** BEGIN SUPPLIED MATERIAL **
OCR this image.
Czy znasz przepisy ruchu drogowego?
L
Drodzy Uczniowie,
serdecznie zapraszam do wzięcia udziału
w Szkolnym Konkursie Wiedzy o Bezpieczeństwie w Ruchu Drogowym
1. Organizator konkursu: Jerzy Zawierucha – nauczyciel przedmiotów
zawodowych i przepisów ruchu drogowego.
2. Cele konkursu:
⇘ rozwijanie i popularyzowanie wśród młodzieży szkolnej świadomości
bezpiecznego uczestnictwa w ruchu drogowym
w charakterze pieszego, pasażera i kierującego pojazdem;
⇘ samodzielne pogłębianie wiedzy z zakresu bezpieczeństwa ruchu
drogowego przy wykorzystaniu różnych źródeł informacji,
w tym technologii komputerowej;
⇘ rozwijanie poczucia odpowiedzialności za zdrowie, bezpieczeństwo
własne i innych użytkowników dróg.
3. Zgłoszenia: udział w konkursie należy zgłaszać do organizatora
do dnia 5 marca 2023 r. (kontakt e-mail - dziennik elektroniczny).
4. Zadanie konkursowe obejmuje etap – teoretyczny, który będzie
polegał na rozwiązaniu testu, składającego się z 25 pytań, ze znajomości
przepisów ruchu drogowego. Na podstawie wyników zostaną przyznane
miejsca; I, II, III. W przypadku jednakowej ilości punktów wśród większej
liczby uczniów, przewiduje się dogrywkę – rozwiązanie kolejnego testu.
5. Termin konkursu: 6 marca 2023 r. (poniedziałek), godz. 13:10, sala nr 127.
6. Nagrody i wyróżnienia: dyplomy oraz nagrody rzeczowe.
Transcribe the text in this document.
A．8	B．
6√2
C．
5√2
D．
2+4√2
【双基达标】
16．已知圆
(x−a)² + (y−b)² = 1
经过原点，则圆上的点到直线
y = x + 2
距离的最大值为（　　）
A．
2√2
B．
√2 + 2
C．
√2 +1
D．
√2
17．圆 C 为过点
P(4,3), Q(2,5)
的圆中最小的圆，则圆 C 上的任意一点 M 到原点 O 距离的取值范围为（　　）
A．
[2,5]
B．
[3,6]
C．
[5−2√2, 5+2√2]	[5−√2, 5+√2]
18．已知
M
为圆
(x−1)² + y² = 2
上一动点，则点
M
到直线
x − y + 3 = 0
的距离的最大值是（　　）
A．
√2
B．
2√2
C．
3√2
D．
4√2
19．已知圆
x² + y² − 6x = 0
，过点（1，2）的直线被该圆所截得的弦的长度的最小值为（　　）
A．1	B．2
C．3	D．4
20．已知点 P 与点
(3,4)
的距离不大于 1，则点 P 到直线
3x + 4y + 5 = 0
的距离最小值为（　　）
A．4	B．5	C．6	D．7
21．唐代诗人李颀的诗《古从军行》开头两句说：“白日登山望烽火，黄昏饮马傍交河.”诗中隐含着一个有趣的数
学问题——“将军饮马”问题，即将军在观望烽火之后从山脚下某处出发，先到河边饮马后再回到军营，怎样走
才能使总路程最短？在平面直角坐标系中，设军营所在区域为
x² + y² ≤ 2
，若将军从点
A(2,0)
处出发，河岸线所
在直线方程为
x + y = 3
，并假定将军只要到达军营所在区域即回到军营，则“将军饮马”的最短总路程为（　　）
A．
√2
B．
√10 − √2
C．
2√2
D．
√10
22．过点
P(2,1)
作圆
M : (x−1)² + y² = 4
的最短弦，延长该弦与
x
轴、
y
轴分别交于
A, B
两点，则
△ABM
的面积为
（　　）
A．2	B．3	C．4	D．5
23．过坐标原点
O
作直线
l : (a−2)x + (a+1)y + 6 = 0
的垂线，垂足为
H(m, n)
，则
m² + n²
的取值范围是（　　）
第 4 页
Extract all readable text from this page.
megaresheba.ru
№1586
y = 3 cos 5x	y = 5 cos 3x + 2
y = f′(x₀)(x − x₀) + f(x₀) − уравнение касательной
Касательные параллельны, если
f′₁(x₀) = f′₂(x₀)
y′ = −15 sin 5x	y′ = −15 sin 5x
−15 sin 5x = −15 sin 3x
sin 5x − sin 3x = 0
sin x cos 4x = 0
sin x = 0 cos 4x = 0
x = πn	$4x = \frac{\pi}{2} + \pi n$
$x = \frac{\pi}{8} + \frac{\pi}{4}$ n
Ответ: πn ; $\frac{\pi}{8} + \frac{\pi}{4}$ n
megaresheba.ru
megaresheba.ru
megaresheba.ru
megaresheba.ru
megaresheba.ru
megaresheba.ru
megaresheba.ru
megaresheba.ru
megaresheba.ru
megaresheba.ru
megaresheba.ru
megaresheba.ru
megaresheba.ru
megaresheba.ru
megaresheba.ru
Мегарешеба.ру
** END SUPPLIED MATERIAL **
DIRECTIONS FOR THIS TASK
Transcribe all of the entries without altering anything.

THE OUTPUT
OCR this image.
Czy znasz przepisy ruchu drogowego?
L
Drodzy Uczniowie,
serdecznie zapraszam do wzięcia udziału
w Szkolnym Konkursie Wiedzy o Bezpieczeństwie w Ruchu Drogowym
1. Organizator konkursu: Jerzy Zawierucha – nauczyciel przedmiotów
zawodowych i przepisów ruchu drogowego.
2. Cele konkursu:
⇘ rozwijanie i popularyzowanie wśród młodzieży szkolnej świadomości
bezpiecznego uczestnictwa w ruchu drogowym
w charakterze pieszego, pasażera i kierującego pojazdem;
⇘ samodzielne pogłębianie wiedzy z zakresu bezpieczeństwa ruchu
drogowego przy wykorzystaniu różnych źródeł informacji,
w tym technologii komputerowej;
⇘ rozwijanie poczucia odpowiedzialności za zdrowie, bezpieczeństwo
własne i innych użytkowników dróg.
3. Zgłoszenia: udział w konkursie należy zgłaszać do organizatora
do dnia 5 marca 2023 r. (kontakt e-mail - dziennik elektroniczny).
4. Zadanie konkursowe obejmuje etap – teoretyczny, który będzie
polegał na rozwiązaniu testu, składającego się z 25 pytań, ze znajomości
przepisów ruchu drogowego. Na podstawie wyników zostaną przyznane
miejsca; I, II, III. W przypadku jednakowej ilości punktów wśród większej
liczby uczniów, przewiduje się dogrywkę – rozwiązanie kolejnego testu.
5. Termin konkursu: 6 marca 2023 r. (poniedziałek), godz. 13:10, sala nr 127.
6. Nagrody i wyróżnienia: dyplomy oraz nagrody rzeczowe.
Transcribe the text in this document.
A．8	B．
6√2
C．
5√2
D．
2+4√2
【双基达标】
16．已知圆
(x−a)² + (y−b)² = 1
经过原点，则圆上的点到直线
y = x + 2
距离的最大值为（　　）
A．
2√2
B．
√2 + 2
C．
√2 +1
D．
√2
17．圆 C 为过点
P(4,3), Q(2,5)
的圆中最小的圆，则圆 C 上的任意一点 M 到原点 O 距离的取值范围为（　　）
A．
[2,5]
B．
[3,6]
C．
[5−2√2, 5+2√2]	[5−√2, 5+√2]
18．已知
M
为圆
(x−1)² + y² = 2
上一动点，则点
M
到直线
x − y + 3 = 0
的距离的最大值是（　　）
A．
√2
B．
2√2
C．
3√2
D．
4√2
19．已知圆
x² + y² − 6x = 0
，过点（1，2）的直线被该圆所截得的弦的长度的最小值为（　　）
A．1	B．2
C．3	D．4
20．已知点 P 与点
(3,4)
的距离不大于 1，则点 P 到直线
3x + 4y + 5 = 0
的距离最小值为（　　）
A．4	B．5	C．6	D．7
21．唐代诗人李颀的诗《古从军行》开头两句说：“白日登山望烽火，黄昏饮马傍交河.”诗中隐含着一个有趣的数
学问题——“将军饮马”问题，即将军在观望烽火之后从山脚下某处出发，先到河边饮马后再回到军营，怎样走
才能使总路程最短？在平面直角坐标系中，设军营所在区域为
x² + y² ≤ 2
，若将军从点
A(2,0)
处出发，河岸线所
在直线方程为
x + y = 3
，并假定将军只要到达军营所在区域即回到军营，则“将军饮马”的最短总路程为（　　）
A．
√2
B．
√10 − √2
C．
2√2
D．
√10
22．过点
P(2,1)
作圆
M : (x−1)² + y² = 4
的最短弦，延长该弦与
x
轴、
y
轴分别交于
A, B
两点，则
△ABM
的面积为
（　　）
A．2	B．3	C．4	D．5
23．过坐标原点
O
作直线
l : (a−2)x + (a+1)y + 6 = 0
的垂线，垂足为
H(m, n)
，则
m² + n²
的取值范围是（　　）
第 4 页
Extract all readable text from this page.
megaresheba.ru
№1586
y = 3 cos 5x	y = 5 cos 3x + 2
y = f′(x₀)(x − x₀) + f(x₀) − уравнение касательной
Касательные параллельны, если
f′₁(x₀) = f′₂(x₀)
y′ = −15 sin 5x	y′ = −15 sin 5x
−15 sin 5x = −15 sin 3x
sin 5x − sin 3x = 0
sin x cos 4x = 0
sin x = 0 cos 4x = 0
x = πn	$4x = \frac{\pi}{2} + \pi n$
$x = \frac{\pi}{8} + \frac{\pi}{4}$ n
Ответ: πn ; $\frac{\pi}{8} + \frac{\pi}{4}$ n
megaresheba.ru
megaresheba.ru
megaresheba.ru
megaresheba.ru
megaresheba.ru
megaresheba.ru
megaresheba.ru
megaresheba.ru
megaresheba.ru
megaresheba.ru
megaresheba.ru
megaresheba.ru
megaresheba.ru
megaresheba.ru
megaresheba.ru
Мегарешеба.ру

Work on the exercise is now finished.